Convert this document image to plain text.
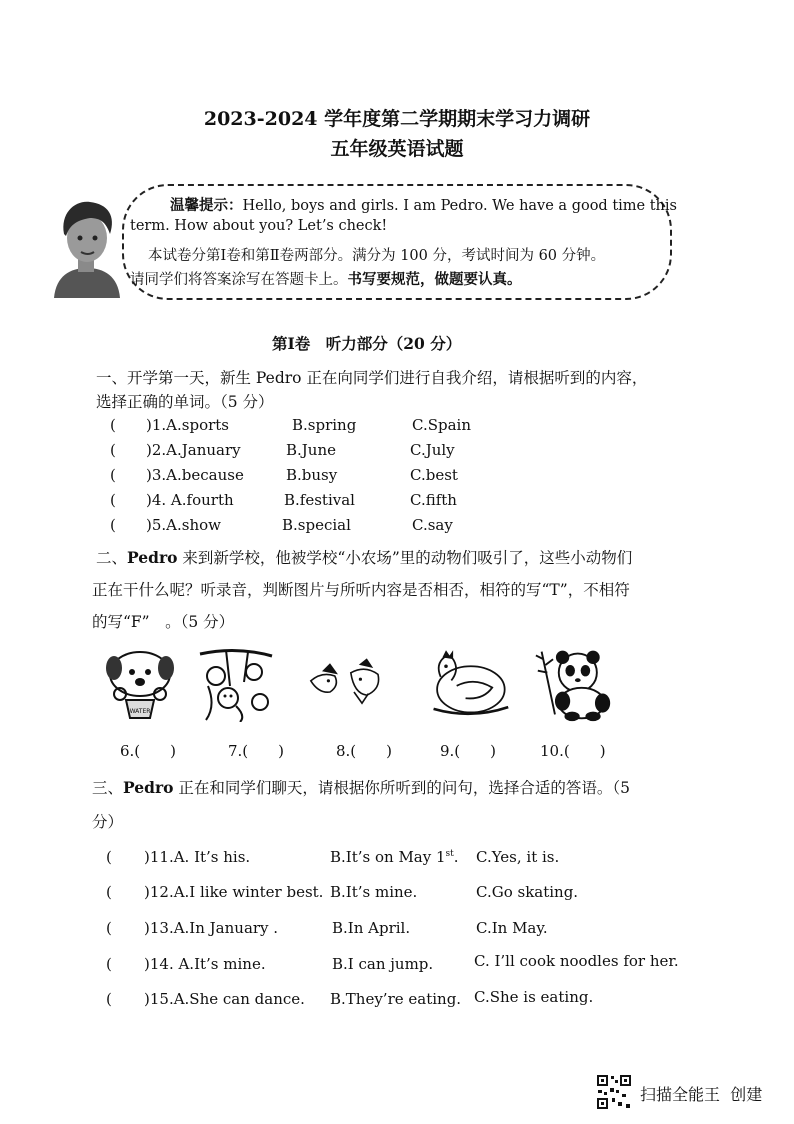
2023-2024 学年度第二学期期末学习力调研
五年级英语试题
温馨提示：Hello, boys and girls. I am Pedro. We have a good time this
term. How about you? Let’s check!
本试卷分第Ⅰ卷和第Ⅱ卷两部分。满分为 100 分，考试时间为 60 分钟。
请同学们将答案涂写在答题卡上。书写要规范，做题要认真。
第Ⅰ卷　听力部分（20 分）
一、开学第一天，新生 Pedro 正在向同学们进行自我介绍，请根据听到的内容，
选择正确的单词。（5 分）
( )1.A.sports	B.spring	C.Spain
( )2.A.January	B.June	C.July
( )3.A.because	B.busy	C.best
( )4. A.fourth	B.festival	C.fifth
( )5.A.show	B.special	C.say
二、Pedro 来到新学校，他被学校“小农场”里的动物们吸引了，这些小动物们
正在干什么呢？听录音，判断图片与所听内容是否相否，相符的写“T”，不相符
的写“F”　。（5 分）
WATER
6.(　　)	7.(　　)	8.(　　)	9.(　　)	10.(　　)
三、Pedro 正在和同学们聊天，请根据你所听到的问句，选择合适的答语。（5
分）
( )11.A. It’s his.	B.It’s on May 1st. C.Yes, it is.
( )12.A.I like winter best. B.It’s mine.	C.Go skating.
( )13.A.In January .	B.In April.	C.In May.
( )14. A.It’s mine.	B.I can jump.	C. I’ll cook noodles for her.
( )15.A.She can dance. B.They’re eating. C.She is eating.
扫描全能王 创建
-------
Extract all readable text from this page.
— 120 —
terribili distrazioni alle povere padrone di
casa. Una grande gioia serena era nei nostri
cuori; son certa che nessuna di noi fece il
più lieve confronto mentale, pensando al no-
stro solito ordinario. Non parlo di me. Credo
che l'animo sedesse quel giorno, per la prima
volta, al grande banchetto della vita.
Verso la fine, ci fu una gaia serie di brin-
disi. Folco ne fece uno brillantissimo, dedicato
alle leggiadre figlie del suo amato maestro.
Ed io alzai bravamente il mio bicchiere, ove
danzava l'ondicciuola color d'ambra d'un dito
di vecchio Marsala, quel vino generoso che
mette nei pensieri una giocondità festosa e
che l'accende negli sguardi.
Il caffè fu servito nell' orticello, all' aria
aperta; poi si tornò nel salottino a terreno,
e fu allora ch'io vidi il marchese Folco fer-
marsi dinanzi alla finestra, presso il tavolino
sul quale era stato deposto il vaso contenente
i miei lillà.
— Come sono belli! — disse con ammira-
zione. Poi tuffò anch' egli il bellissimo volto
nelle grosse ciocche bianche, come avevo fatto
-------
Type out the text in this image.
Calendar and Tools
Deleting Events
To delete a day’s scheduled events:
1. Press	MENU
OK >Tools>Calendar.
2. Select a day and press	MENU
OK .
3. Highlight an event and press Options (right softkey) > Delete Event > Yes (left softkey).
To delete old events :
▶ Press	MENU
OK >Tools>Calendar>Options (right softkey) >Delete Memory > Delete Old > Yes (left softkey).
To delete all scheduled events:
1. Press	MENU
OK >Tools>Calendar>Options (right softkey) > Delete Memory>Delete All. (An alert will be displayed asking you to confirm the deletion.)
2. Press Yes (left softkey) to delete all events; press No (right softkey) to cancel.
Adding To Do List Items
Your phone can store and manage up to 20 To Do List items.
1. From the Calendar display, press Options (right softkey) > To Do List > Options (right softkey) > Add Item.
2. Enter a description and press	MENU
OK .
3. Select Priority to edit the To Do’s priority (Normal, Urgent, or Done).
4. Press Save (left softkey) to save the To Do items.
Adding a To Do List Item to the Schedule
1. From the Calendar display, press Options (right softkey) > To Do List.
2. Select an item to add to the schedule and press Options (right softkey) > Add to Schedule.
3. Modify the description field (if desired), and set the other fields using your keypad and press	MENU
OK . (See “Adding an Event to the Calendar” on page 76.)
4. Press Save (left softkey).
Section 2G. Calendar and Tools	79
-------
Written problem: In the entries above, find lines with "fece" and copy each.

Task solution:
cuori; son certa che nessuna di noi fece il
disi. Folco ne fece uno brillantissimo, dedicato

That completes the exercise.